# WHAT YOU SHOULD DO
Convert the lines from the first one through the line containing "x-tick-label: 04/01 (107, 760, 167, 787)", inclusive, into a JSON list of strings with one string per line, omitting any blank lines.

-- begin DATA TO PROCESS --

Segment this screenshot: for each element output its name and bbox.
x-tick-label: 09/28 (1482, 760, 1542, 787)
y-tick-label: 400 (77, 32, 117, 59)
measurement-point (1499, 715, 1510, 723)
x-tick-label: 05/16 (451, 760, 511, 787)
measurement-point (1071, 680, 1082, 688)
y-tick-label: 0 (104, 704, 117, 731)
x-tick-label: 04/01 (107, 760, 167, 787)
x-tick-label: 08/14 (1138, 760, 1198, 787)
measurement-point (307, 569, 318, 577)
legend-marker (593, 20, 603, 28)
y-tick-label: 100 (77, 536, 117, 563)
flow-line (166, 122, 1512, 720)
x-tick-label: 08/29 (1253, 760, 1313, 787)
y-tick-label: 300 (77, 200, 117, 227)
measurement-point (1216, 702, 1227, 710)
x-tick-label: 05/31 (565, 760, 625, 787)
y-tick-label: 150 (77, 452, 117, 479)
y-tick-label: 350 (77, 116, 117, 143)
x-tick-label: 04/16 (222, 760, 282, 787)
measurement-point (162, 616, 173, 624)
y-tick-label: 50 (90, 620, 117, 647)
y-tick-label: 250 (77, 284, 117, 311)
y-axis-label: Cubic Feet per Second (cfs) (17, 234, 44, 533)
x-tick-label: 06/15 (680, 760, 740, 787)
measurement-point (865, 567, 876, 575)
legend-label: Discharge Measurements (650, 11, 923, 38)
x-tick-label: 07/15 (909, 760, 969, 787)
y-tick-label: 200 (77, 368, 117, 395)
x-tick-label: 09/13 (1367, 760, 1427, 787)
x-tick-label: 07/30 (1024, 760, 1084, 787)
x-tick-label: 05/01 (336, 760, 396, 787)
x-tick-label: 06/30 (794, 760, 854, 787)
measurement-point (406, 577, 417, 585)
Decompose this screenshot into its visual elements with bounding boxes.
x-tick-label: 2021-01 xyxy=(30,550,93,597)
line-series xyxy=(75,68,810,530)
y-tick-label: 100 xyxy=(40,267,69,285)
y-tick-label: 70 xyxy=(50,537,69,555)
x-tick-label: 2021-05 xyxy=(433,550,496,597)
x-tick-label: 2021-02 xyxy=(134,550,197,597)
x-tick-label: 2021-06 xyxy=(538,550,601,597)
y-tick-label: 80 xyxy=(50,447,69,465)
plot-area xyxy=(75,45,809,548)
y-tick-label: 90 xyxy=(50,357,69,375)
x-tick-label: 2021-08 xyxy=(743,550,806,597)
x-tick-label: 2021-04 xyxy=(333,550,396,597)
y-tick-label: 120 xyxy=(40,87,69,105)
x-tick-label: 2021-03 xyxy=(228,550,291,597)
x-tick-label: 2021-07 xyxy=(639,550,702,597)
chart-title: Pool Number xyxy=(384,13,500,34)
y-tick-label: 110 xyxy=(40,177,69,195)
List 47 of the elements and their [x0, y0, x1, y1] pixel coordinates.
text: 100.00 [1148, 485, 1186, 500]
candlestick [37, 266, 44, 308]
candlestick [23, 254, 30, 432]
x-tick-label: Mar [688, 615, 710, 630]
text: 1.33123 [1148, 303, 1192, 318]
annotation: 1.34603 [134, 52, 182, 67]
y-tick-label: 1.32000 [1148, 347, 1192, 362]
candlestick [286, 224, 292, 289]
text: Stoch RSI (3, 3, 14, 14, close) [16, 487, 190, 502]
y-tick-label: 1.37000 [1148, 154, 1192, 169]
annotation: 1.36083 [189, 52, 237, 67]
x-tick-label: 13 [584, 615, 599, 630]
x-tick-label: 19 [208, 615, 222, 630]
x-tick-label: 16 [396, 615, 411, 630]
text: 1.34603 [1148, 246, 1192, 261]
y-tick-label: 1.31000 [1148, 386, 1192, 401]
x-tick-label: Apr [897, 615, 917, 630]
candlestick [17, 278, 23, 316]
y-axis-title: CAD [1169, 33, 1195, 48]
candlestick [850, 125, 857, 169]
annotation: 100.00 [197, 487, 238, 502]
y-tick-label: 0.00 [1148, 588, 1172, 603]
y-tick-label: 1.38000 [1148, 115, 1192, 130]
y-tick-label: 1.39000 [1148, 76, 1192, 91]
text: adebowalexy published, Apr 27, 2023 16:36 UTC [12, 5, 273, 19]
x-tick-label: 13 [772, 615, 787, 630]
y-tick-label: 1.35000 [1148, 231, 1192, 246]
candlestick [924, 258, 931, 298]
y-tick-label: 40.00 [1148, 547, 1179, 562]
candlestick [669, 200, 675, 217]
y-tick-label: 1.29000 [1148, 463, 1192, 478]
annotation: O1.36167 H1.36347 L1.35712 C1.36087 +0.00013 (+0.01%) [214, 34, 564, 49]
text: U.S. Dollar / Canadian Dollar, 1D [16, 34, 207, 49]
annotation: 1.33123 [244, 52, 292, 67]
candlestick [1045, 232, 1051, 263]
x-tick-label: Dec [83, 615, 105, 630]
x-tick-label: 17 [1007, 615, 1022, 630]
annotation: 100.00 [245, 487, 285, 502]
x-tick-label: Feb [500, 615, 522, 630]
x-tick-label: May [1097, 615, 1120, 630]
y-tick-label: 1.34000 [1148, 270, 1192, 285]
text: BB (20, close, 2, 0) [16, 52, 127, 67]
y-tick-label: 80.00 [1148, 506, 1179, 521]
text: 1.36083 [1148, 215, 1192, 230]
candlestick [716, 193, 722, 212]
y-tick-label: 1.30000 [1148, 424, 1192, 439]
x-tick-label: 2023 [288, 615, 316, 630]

-- end DATA TO PROCESS --

# RIGHT ANSWER
[
  "Segment this screenshot: for each element output its name and bbox.",
  "x-tick-label: 09/28 (1482, 760, 1542, 787)",
  "y-tick-label: 400 (77, 32, 117, 59)",
  "measurement-point (1499, 715, 1510, 723)",
  "x-tick-label: 05/16 (451, 760, 511, 787)",
  "measurement-point (1071, 680, 1082, 688)",
  "y-tick-label: 0 (104, 704, 117, 731)",
  "x-tick-label: 04/01 (107, 760, 167, 787)"
]